GOAL OF THE EXERCISE: Can you output the material exactly as written, minus any pictures it holds?

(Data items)
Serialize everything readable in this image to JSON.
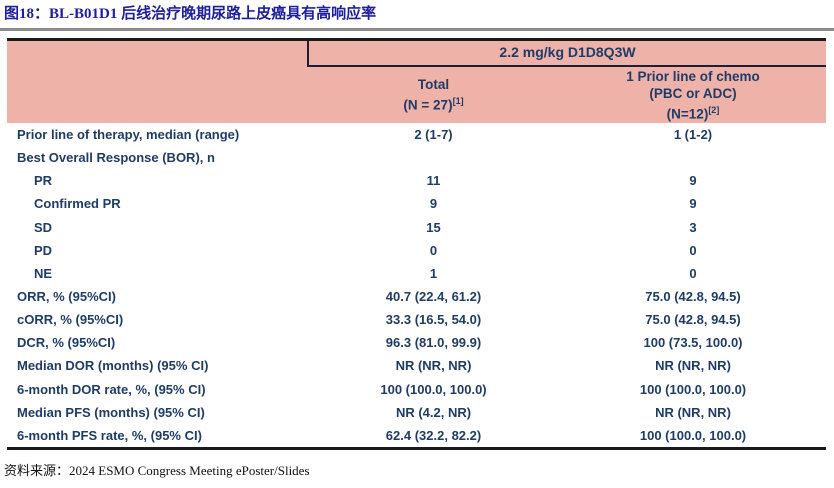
{
  "title": "图18：BL-B01D1 后线治疗晚期尿路上皮癌具有高响应率",
  "colors": {
    "title": "#1E1EA0",
    "header_bg": "#EEB2A9",
    "table_text": "#1F3C67",
    "rule_gray": "#8C8C8C",
    "border_dark": "#1A1A1A"
  },
  "table": {
    "header": {
      "group_label": "2.2 mg/kg D1D8Q3W",
      "total": {
        "line1": "Total",
        "line2_main": "(N = 27)",
        "line2_sup": "[1]"
      },
      "prior": {
        "line1": "1 Prior line of chemo",
        "line2": "(PBC or ADC)",
        "line3_main": "(N=12)",
        "line3_sup": "[2]"
      }
    },
    "rows": [
      {
        "label": "Prior line of therapy, median (range)",
        "indent": false,
        "total": "2 (1-7)",
        "prior": "1 (1-2)"
      },
      {
        "label": "Best Overall Response (BOR), n",
        "indent": false,
        "total": "",
        "prior": ""
      },
      {
        "label": "PR",
        "indent": true,
        "total": "11",
        "prior": "9"
      },
      {
        "label": "Confirmed PR",
        "indent": true,
        "total": "9",
        "prior": "9"
      },
      {
        "label": "SD",
        "indent": true,
        "total": "15",
        "prior": "3"
      },
      {
        "label": "PD",
        "indent": true,
        "total": "0",
        "prior": "0"
      },
      {
        "label": "NE",
        "indent": true,
        "total": "1",
        "prior": "0"
      },
      {
        "label": "ORR, % (95%CI)",
        "indent": false,
        "total": "40.7 (22.4, 61.2)",
        "prior": "75.0 (42.8, 94.5)"
      },
      {
        "label": "cORR, % (95%CI)",
        "indent": false,
        "total": "33.3 (16.5, 54.0)",
        "prior": "75.0 (42.8, 94.5)"
      },
      {
        "label": "DCR, % (95%CI)",
        "indent": false,
        "total": "96.3 (81.0, 99.9)",
        "prior": "100 (73.5, 100.0)"
      },
      {
        "label": "Median DOR (months) (95% CI)",
        "indent": false,
        "total": "NR (NR, NR)",
        "prior": "NR (NR, NR)"
      },
      {
        "label": "6-month DOR rate, %, (95% CI)",
        "indent": false,
        "total": "100 (100.0, 100.0)",
        "prior": "100 (100.0, 100.0)"
      },
      {
        "label": "Median PFS (months) (95% CI)",
        "indent": false,
        "total": "NR (4.2, NR)",
        "prior": "NR (NR, NR)"
      },
      {
        "label": "6-month PFS rate, %, (95% CI)",
        "indent": false,
        "total": "62.4 (32.2, 82.2)",
        "prior": "100 (100.0, 100.0)"
      }
    ]
  },
  "footer": {
    "source_label": "资料来源：",
    "source_text": "2024 ESMO Congress Meeting ePoster/Slides"
  }
}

TASK SOLUTION:
Serialize everything readable in this image to JSON.
{
  "title": "图18：BL-B01D1 后线治疗晚期尿路上皮癌具有高响应率",
  "colors": {
    "title": "#1E1EA0",
    "header_bg": "#EEB2A9",
    "table_text": "#1F3C67",
    "rule_gray": "#8C8C8C",
    "border_dark": "#1A1A1A"
  },
  "table": {
    "header": {
      "group_label": "2.2 mg/kg D1D8Q3W",
      "total": {
        "line1": "Total",
        "line2_main": "(N = 27)",
        "line2_sup": "[1]"
      },
      "prior": {
        "line1": "1 Prior line of chemo",
        "line2": "(PBC or ADC)",
        "line3_main": "(N=12)",
        "line3_sup": "[2]"
      }
    },
    "rows": [
      {
        "label": "Prior line of therapy, median (range)",
        "indent": false,
        "total": "2 (1-7)",
        "prior": "1 (1-2)"
      },
      {
        "label": "Best Overall Response (BOR), n",
        "indent": false,
        "total": "",
        "prior": ""
      },
      {
        "label": "PR",
        "indent": true,
        "total": "11",
        "prior": "9"
      },
      {
        "label": "Confirmed PR",
        "indent": true,
        "total": "9",
        "prior": "9"
      },
      {
        "label": "SD",
        "indent": true,
        "total": "15",
        "prior": "3"
      },
      {
        "label": "PD",
        "indent": true,
        "total": "0",
        "prior": "0"
      },
      {
        "label": "NE",
        "indent": true,
        "total": "1",
        "prior": "0"
      },
      {
        "label": "ORR, % (95%CI)",
        "indent": false,
        "total": "40.7 (22.4, 61.2)",
        "prior": "75.0 (42.8, 94.5)"
      },
      {
        "label": "cORR, % (95%CI)",
        "indent": false,
        "total": "33.3 (16.5, 54.0)",
        "prior": "75.0 (42.8, 94.5)"
      },
      {
        "label": "DCR, % (95%CI)",
        "indent": false,
        "total": "96.3 (81.0, 99.9)",
        "prior": "100 (73.5, 100.0)"
      },
      {
        "label": "Median DOR (months) (95% CI)",
        "indent": false,
        "total": "NR (NR, NR)",
        "prior": "NR (NR, NR)"
      },
      {
        "label": "6-month DOR rate, %, (95% CI)",
        "indent": false,
        "total": "100 (100.0, 100.0)",
        "prior": "100 (100.0, 100.0)"
      },
      {
        "label": "Median PFS (months) (95% CI)",
        "indent": false,
        "total": "NR (4.2, NR)",
        "prior": "NR (NR, NR)"
      },
      {
        "label": "6-month PFS rate, %, (95% CI)",
        "indent": false,
        "total": "62.4 (32.2, 82.2)",
        "prior": "100 (100.0, 100.0)"
      }
    ]
  },
  "footer": {
    "source_label": "资料来源：",
    "source_text": "2024 ESMO Congress Meeting ePoster/Slides"
  }
}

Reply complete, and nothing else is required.